#### Short task
Read through the entries below and return each line with the word "mesenchyme".
## Start
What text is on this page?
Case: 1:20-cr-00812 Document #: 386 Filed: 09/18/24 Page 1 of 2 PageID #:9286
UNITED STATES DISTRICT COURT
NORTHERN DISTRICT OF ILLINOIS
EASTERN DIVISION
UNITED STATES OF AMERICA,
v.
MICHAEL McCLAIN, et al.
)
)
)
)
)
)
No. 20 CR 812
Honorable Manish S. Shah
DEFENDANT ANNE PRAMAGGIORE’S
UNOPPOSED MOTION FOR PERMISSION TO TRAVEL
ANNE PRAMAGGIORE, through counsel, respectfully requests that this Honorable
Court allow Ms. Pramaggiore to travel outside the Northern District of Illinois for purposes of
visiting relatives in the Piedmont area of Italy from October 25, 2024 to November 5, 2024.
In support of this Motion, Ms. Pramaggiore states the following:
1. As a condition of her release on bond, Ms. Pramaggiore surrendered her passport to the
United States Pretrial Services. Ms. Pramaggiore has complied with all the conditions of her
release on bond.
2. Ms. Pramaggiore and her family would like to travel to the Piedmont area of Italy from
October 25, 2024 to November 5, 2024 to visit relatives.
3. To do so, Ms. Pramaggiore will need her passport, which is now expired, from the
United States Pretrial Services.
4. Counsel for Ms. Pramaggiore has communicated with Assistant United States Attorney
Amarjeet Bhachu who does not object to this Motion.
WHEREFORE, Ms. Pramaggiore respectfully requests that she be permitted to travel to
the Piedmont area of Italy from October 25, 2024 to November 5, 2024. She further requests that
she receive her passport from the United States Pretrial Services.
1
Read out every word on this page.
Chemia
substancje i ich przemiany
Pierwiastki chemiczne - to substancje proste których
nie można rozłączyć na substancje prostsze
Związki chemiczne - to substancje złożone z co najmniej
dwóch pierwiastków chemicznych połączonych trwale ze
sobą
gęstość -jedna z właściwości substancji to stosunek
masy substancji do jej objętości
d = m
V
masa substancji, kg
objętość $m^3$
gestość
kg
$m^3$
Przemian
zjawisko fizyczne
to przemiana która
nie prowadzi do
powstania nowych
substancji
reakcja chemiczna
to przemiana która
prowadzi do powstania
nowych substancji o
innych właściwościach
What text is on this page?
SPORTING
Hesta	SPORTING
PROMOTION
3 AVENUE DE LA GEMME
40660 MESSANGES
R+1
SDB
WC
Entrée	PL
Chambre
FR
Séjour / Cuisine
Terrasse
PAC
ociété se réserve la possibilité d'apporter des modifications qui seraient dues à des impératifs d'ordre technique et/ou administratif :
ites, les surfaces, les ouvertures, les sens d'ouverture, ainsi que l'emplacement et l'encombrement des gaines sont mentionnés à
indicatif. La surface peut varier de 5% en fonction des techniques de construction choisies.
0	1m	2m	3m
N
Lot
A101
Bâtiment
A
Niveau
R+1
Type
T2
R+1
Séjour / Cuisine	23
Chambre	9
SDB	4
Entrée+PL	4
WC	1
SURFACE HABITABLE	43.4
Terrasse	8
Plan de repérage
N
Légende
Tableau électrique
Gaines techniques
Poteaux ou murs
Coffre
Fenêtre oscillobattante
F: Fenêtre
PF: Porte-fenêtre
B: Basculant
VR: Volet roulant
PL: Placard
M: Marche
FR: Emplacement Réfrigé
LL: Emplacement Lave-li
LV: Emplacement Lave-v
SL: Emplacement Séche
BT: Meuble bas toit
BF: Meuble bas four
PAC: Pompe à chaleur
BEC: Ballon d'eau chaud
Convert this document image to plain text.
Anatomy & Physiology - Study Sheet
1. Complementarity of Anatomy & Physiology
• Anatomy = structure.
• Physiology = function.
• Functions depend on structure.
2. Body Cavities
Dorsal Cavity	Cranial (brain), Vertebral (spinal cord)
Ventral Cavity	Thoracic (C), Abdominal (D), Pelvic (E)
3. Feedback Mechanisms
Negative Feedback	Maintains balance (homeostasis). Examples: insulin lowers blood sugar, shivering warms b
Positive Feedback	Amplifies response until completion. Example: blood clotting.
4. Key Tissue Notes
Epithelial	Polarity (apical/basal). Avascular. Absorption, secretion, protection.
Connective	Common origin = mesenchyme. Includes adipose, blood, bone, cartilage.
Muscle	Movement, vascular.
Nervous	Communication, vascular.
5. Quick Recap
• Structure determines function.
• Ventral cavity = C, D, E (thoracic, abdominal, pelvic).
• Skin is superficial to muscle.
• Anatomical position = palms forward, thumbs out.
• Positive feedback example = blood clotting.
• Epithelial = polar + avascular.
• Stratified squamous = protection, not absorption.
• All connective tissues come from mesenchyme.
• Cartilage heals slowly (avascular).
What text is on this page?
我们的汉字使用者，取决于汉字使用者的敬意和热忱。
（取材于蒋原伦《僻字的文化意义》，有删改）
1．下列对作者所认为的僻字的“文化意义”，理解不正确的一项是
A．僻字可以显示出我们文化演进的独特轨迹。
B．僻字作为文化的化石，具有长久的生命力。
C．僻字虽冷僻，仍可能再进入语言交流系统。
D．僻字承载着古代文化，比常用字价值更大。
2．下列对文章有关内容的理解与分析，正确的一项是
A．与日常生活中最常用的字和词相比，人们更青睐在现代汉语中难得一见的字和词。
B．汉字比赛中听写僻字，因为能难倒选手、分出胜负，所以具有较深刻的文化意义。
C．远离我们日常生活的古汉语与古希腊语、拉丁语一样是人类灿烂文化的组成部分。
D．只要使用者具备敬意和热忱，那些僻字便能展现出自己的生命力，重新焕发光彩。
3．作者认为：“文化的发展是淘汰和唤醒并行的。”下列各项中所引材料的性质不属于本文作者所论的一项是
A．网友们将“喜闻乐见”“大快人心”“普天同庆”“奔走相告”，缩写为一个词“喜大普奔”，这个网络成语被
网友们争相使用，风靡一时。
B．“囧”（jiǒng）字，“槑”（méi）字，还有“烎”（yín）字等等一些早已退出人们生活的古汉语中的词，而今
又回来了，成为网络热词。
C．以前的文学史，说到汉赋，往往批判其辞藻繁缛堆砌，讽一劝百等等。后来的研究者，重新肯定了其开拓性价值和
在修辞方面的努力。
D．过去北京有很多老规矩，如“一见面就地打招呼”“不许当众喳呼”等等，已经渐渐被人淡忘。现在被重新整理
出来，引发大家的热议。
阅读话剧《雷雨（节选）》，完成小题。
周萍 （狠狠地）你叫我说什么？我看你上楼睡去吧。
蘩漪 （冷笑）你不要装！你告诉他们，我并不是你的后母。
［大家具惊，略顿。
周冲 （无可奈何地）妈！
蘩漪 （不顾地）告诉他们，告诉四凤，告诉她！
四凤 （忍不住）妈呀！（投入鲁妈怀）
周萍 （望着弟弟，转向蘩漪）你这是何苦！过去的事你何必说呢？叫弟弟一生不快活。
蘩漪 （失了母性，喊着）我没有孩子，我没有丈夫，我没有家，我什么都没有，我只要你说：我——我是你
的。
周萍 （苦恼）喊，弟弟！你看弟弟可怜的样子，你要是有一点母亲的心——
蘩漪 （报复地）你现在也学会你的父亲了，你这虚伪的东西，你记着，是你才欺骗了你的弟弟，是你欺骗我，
## End
#### Expected answer
Connective	Common origin = mesenchyme. Includes adipose, blood, bone, cartilage.
• All connective tissues come from mesenchyme.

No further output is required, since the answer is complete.